**What is expected:** Wherever the word "roddi" appears in a line, extract that line.

↓↓↓

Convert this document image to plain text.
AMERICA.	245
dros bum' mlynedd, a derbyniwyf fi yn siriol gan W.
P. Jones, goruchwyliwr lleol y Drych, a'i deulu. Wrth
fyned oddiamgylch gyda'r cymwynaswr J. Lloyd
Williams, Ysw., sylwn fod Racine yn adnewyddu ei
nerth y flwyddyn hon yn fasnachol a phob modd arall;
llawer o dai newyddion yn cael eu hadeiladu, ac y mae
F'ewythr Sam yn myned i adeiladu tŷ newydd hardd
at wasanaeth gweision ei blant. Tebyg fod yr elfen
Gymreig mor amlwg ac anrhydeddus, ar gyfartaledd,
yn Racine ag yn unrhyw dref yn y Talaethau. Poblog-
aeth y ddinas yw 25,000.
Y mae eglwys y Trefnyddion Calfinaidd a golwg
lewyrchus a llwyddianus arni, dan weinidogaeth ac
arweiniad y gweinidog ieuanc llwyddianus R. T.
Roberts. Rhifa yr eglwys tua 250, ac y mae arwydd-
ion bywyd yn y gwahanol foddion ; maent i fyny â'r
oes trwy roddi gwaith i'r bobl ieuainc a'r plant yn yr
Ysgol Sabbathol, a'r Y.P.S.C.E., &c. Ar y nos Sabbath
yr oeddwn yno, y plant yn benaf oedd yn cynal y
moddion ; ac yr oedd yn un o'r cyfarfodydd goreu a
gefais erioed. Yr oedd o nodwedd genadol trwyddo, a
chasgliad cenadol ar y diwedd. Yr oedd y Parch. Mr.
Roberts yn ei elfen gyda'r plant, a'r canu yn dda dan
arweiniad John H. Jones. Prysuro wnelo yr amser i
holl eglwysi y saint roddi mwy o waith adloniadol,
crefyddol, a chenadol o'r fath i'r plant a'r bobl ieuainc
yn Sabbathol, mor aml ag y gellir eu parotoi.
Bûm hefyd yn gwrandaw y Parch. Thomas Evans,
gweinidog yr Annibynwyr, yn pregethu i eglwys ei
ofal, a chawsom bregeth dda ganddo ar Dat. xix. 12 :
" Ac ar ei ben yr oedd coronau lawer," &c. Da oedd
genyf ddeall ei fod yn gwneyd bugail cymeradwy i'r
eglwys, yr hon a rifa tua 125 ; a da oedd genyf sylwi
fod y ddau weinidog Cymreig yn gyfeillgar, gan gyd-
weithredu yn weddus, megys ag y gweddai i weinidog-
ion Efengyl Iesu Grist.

↑↑↑

**Solved problem:**
oes trwy roddi gwaith i'r bobl ieuainc a'r plant yn yr
holl eglwysi y saint roddi mwy o waith adloniadol,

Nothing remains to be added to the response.